(Task brief) Write out the data below in full, unchanged, minus the images.

(Input rows)
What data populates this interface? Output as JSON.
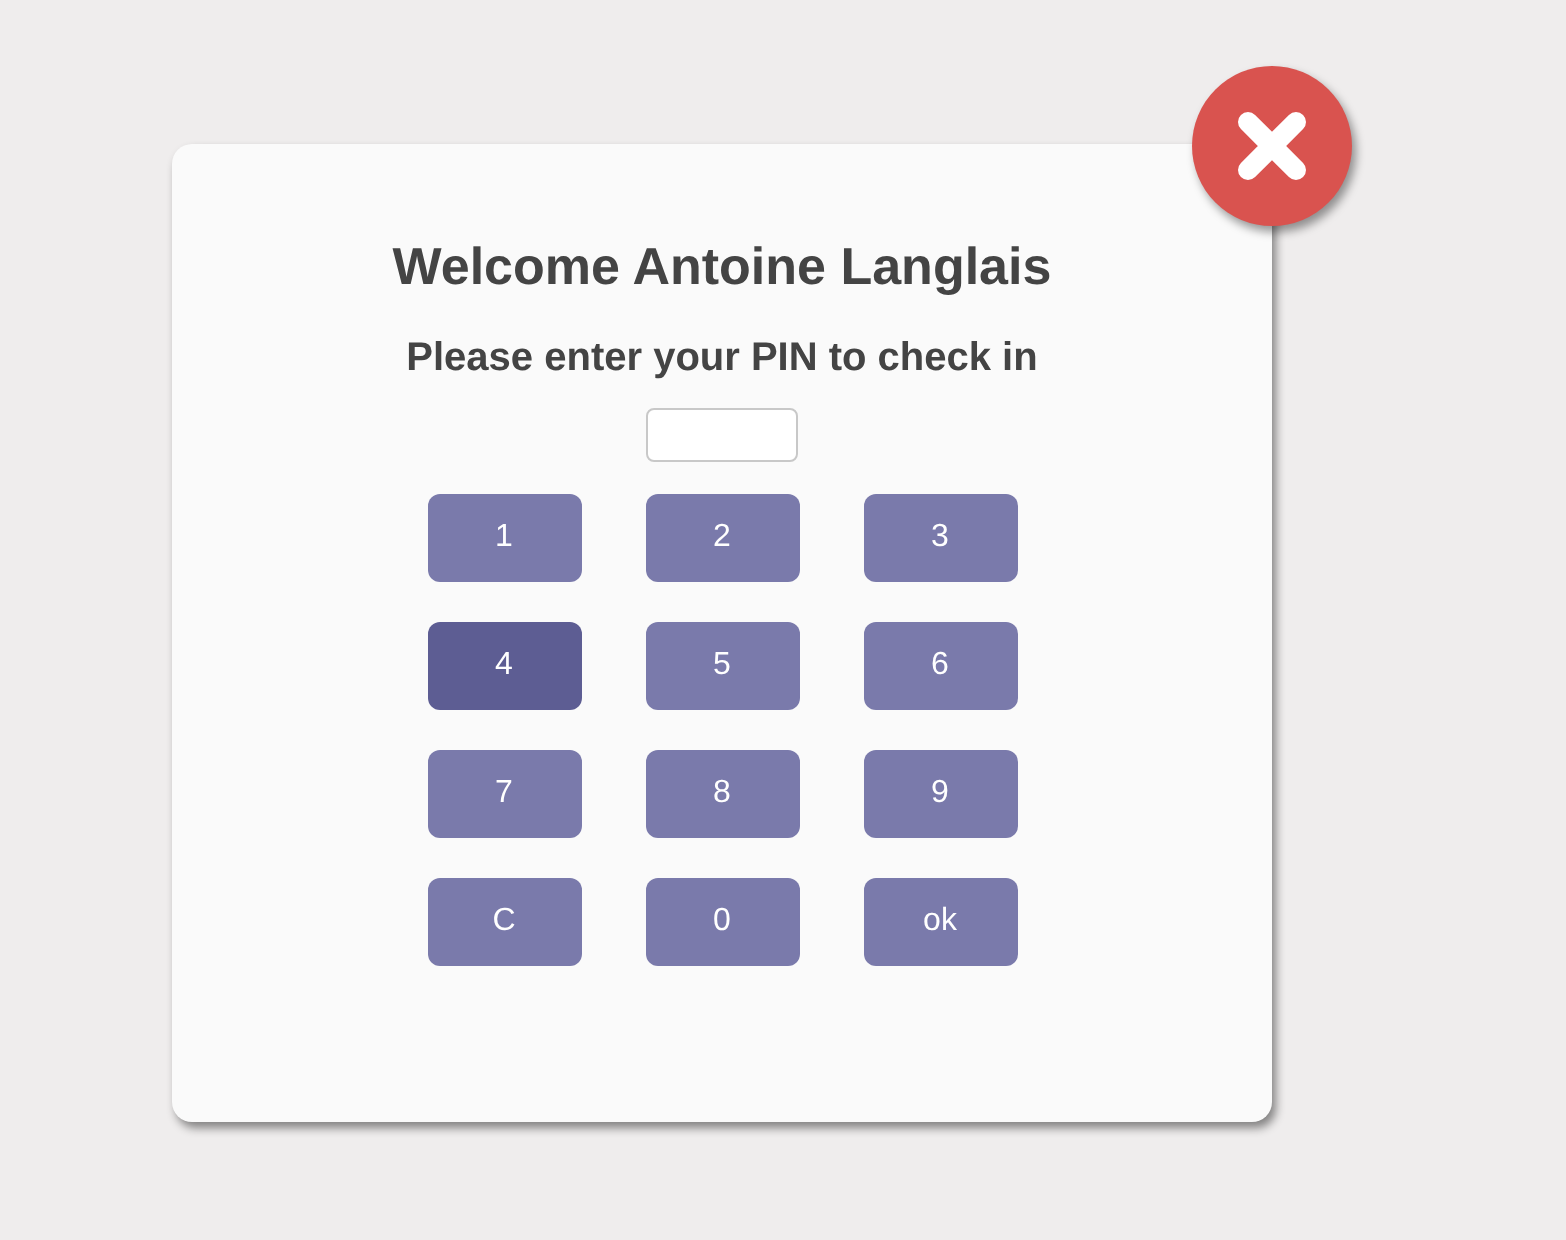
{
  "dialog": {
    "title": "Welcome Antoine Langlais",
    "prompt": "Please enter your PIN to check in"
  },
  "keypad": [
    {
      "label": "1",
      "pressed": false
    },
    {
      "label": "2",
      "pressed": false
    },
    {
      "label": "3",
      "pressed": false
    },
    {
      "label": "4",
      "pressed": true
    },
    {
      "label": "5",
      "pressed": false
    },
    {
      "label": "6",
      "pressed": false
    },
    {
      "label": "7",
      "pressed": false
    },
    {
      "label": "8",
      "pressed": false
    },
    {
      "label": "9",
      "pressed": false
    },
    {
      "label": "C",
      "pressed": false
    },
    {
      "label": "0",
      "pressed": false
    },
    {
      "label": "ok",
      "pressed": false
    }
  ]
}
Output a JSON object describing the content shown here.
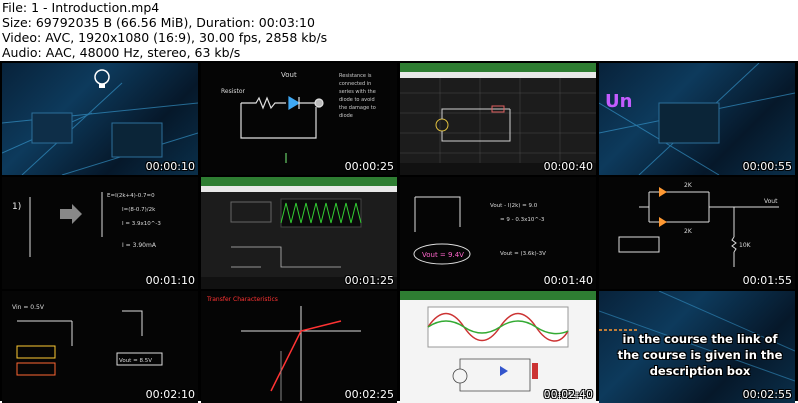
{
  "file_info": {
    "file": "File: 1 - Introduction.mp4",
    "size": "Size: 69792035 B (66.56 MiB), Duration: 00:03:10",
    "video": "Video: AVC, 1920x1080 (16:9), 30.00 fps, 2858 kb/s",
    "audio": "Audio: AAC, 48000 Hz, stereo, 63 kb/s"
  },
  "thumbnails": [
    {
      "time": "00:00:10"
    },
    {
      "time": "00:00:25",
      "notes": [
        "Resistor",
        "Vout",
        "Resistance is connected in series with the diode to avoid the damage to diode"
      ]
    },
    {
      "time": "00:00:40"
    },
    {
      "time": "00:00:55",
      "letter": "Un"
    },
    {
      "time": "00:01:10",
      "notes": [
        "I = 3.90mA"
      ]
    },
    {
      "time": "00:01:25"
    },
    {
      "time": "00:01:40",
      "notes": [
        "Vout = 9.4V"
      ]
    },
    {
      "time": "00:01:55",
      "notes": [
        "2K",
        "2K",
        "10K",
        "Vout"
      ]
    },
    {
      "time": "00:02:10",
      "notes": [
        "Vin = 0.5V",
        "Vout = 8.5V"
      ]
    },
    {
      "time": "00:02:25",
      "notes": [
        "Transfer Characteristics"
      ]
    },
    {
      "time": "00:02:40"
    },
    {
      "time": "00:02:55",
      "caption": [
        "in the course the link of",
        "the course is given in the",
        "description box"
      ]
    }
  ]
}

(Expected output)
What data populates this interface? Output as JSON.
{
  "dialog": {
    "title": "Welcome Antoine Langlais",
    "prompt": "Please enter your PIN to check in"
  },
  "keypad": [
    {
      "label": "1",
      "pressed": false
    },
    {
      "label": "2",
      "pressed": false
    },
    {
      "label": "3",
      "pressed": false
    },
    {
      "label": "4",
      "pressed": true
    },
    {
      "label": "5",
      "pressed": false
    },
    {
      "label": "6",
      "pressed": false
    },
    {
      "label": "7",
      "pressed": false
    },
    {
      "label": "8",
      "pressed": false
    },
    {
      "label": "9",
      "pressed": false
    },
    {
      "label": "C",
      "pressed": false
    },
    {
      "label": "0",
      "pressed": false
    },
    {
      "label": "ok",
      "pressed": false
    }
  ]
}
Output a JSON object describing the content shown here.
{
  "file_info": {
    "file": "File: 1 - Introduction.mp4",
    "size": "Size: 69792035 B (66.56 MiB), Duration: 00:03:10",
    "video": "Video: AVC, 1920x1080 (16:9), 30.00 fps, 2858 kb/s",
    "audio": "Audio: AAC, 48000 Hz, stereo, 63 kb/s"
  },
  "thumbnails": [
    {
      "time": "00:00:10"
    },
    {
      "time": "00:00:25",
      "notes": [
        "Resistor",
        "Vout",
        "Resistance is connected in series with the diode to avoid the damage to diode"
      ]
    },
    {
      "time": "00:00:40"
    },
    {
      "time": "00:00:55",
      "letter": "Un"
    },
    {
      "time": "00:01:10",
      "notes": [
        "I = 3.90mA"
      ]
    },
    {
      "time": "00:01:25"
    },
    {
      "time": "00:01:40",
      "notes": [
        "Vout = 9.4V"
      ]
    },
    {
      "time": "00:01:55",
      "notes": [
        "2K",
        "2K",
        "10K",
        "Vout"
      ]
    },
    {
      "time": "00:02:10",
      "notes": [
        "Vin = 0.5V",
        "Vout = 8.5V"
      ]
    },
    {
      "time": "00:02:25",
      "notes": [
        "Transfer Characteristics"
      ]
    },
    {
      "time": "00:02:40"
    },
    {
      "time": "00:02:55",
      "caption": [
        "in the course the link of",
        "the course is given in the",
        "description box"
      ]
    }
  ]
}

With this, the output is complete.